== What the task asks ==
Check every line of the entries for "name", and copy the lines that hold it.

Entries from a visual dataset:
+++
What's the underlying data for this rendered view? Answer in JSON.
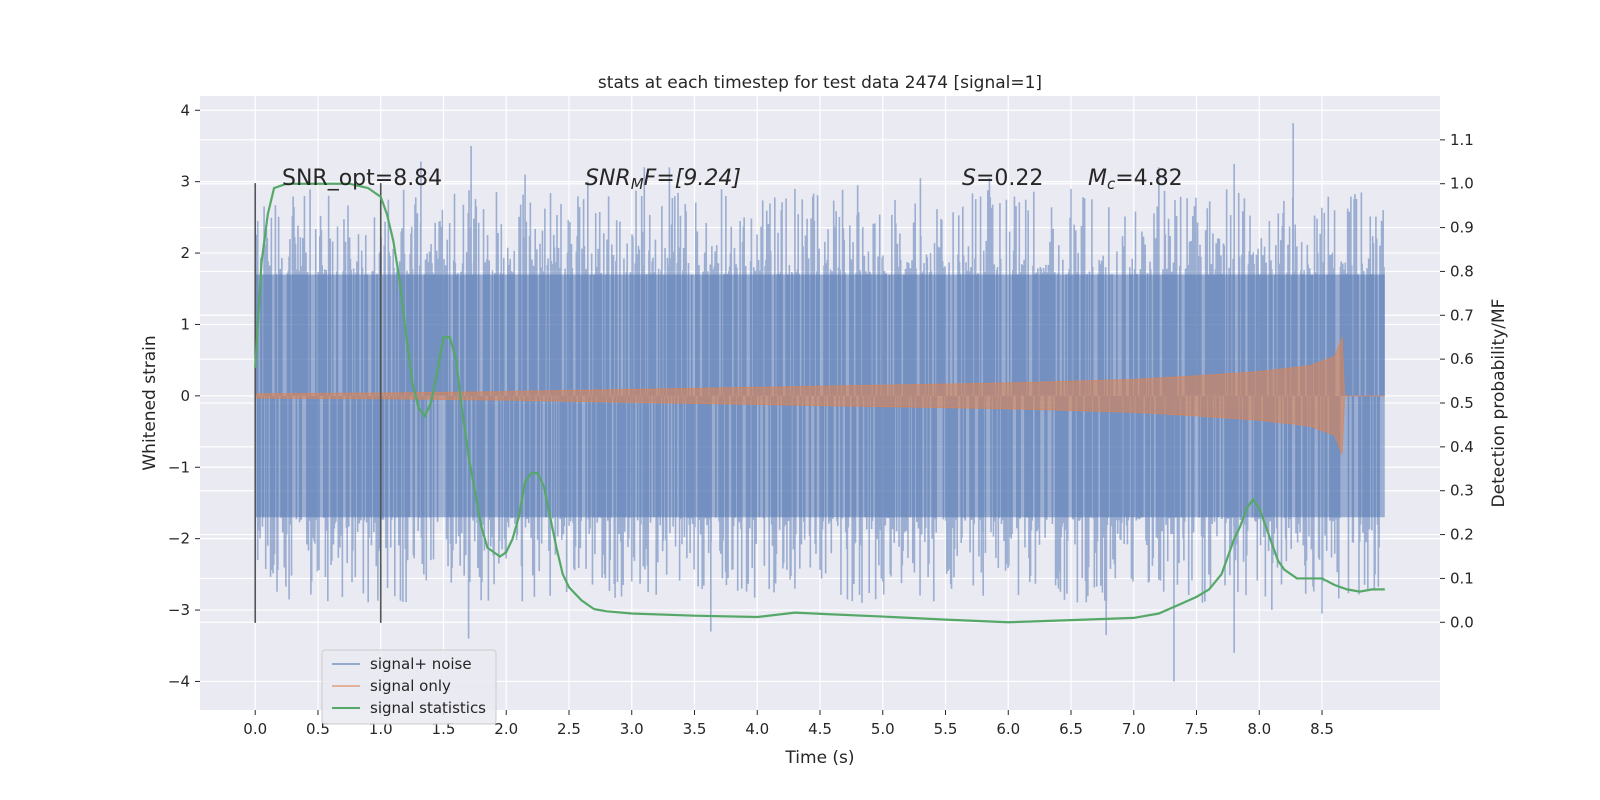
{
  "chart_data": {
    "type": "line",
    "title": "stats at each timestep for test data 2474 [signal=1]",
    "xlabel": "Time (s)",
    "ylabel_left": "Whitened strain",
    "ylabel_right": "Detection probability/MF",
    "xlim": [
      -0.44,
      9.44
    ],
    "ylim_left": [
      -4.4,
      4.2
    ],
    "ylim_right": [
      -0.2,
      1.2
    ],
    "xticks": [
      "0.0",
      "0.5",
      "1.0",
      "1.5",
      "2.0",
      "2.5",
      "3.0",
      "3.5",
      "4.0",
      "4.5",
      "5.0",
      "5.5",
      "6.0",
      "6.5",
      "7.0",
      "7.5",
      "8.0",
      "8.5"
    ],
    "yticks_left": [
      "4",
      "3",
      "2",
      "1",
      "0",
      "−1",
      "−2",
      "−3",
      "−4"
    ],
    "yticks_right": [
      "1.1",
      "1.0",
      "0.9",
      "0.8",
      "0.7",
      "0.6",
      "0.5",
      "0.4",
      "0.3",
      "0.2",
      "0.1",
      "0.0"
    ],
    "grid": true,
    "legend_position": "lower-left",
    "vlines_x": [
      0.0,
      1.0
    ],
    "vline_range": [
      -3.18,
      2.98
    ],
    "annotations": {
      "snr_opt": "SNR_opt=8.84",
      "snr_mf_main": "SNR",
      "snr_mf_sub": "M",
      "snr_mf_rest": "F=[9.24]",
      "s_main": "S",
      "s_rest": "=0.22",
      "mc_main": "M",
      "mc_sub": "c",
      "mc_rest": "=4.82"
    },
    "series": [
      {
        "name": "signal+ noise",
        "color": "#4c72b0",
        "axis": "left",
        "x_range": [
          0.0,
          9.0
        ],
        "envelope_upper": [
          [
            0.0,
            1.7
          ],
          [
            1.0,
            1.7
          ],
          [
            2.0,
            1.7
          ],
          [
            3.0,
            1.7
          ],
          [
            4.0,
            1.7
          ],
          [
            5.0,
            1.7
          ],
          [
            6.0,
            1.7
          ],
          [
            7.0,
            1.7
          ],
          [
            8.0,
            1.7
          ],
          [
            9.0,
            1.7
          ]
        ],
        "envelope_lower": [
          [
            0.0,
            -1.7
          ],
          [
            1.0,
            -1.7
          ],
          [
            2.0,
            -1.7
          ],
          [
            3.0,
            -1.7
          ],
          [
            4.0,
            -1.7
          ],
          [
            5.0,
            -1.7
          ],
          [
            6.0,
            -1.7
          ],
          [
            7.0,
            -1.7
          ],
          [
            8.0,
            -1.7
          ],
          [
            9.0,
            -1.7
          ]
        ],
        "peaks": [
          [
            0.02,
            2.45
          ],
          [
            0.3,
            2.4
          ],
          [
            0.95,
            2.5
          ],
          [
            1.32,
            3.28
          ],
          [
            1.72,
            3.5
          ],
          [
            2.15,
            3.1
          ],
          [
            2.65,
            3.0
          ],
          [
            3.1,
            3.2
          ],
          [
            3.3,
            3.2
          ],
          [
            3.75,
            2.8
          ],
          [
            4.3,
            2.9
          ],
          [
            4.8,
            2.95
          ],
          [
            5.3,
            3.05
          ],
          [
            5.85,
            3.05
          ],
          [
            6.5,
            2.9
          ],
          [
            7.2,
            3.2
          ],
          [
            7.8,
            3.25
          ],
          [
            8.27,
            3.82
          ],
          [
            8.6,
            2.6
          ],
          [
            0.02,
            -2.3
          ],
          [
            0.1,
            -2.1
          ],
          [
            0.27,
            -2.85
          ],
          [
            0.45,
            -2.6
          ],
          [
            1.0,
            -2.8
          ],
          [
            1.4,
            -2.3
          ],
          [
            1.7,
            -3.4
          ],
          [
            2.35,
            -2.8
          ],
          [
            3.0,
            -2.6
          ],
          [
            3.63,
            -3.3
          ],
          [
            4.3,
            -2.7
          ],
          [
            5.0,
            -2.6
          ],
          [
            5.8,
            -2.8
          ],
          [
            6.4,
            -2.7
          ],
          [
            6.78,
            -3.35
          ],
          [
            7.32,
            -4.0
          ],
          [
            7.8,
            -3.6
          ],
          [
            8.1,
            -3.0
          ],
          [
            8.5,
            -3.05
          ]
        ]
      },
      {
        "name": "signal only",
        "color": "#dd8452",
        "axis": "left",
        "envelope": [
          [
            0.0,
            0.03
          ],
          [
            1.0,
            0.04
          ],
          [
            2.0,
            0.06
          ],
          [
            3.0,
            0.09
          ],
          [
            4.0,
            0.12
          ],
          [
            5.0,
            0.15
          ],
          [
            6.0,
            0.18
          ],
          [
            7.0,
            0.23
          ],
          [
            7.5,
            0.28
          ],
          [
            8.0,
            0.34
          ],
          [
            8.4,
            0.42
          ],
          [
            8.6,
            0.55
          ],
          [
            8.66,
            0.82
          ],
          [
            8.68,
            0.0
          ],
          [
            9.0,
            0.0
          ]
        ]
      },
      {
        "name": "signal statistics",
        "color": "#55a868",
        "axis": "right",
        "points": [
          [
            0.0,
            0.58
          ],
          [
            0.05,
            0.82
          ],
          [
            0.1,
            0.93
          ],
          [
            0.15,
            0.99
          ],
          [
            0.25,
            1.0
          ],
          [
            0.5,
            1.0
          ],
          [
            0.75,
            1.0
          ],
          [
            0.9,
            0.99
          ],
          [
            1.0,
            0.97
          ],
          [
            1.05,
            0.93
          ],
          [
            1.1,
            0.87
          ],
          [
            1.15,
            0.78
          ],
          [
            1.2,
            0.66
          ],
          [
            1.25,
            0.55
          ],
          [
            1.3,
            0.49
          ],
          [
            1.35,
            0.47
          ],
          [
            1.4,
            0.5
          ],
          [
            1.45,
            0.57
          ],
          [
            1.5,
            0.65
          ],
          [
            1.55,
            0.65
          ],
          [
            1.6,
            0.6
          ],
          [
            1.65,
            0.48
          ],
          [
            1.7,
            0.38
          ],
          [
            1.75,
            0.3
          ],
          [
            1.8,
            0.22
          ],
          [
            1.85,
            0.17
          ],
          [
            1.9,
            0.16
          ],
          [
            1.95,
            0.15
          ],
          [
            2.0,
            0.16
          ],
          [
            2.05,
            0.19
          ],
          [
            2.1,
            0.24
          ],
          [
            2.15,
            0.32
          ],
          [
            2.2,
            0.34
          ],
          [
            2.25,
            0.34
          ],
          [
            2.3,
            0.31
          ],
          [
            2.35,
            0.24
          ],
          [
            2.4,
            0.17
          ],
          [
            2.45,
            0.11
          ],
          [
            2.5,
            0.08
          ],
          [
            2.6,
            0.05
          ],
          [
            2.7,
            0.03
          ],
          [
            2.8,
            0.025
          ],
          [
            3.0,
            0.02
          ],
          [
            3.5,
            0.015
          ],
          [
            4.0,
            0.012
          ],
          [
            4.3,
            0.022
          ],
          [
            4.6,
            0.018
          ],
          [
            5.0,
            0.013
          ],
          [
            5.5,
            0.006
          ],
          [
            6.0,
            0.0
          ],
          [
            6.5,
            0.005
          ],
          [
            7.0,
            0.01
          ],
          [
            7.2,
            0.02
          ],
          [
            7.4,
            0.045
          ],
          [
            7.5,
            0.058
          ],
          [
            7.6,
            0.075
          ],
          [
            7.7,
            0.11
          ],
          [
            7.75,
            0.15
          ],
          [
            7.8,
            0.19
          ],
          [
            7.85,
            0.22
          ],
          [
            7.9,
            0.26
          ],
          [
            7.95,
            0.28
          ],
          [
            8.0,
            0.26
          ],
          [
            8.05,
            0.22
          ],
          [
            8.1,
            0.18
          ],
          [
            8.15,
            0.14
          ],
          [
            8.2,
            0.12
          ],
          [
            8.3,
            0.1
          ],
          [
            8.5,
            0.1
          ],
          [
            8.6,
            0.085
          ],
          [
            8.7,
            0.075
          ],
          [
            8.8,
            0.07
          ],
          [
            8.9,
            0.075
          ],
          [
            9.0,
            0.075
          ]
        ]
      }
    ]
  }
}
+++
== Task solution ==
        "name": "signal+ noise",
        "name": "signal only",
        "name": "signal statistics",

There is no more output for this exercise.